**What needs to be done:** Update the records below by changing every "legend-swatch" to "legend-marker" and leaving all other text unchanged.

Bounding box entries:
#####

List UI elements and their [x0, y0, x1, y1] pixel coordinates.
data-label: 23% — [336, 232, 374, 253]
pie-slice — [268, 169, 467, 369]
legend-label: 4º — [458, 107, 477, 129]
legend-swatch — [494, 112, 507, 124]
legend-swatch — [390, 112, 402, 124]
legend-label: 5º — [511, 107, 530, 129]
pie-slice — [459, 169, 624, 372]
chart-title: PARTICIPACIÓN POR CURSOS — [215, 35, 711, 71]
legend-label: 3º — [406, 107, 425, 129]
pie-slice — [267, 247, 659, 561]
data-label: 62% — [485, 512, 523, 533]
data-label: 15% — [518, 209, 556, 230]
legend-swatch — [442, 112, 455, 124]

#####

**Task solution:**
List UI elements and their [x0, y0, x1, y1] pixel coordinates.
data-label: 23% — [336, 232, 374, 253]
pie-slice — [268, 169, 467, 369]
legend-label: 4º — [458, 107, 477, 129]
legend-marker — [494, 112, 507, 124]
legend-marker — [390, 112, 402, 124]
legend-label: 5º — [511, 107, 530, 129]
pie-slice — [459, 169, 624, 372]
chart-title: PARTICIPACIÓN POR CURSOS — [215, 35, 711, 71]
legend-label: 3º — [406, 107, 425, 129]
pie-slice — [267, 247, 659, 561]
data-label: 62% — [485, 512, 523, 533]
data-label: 15% — [518, 209, 556, 230]
legend-marker — [442, 112, 455, 124]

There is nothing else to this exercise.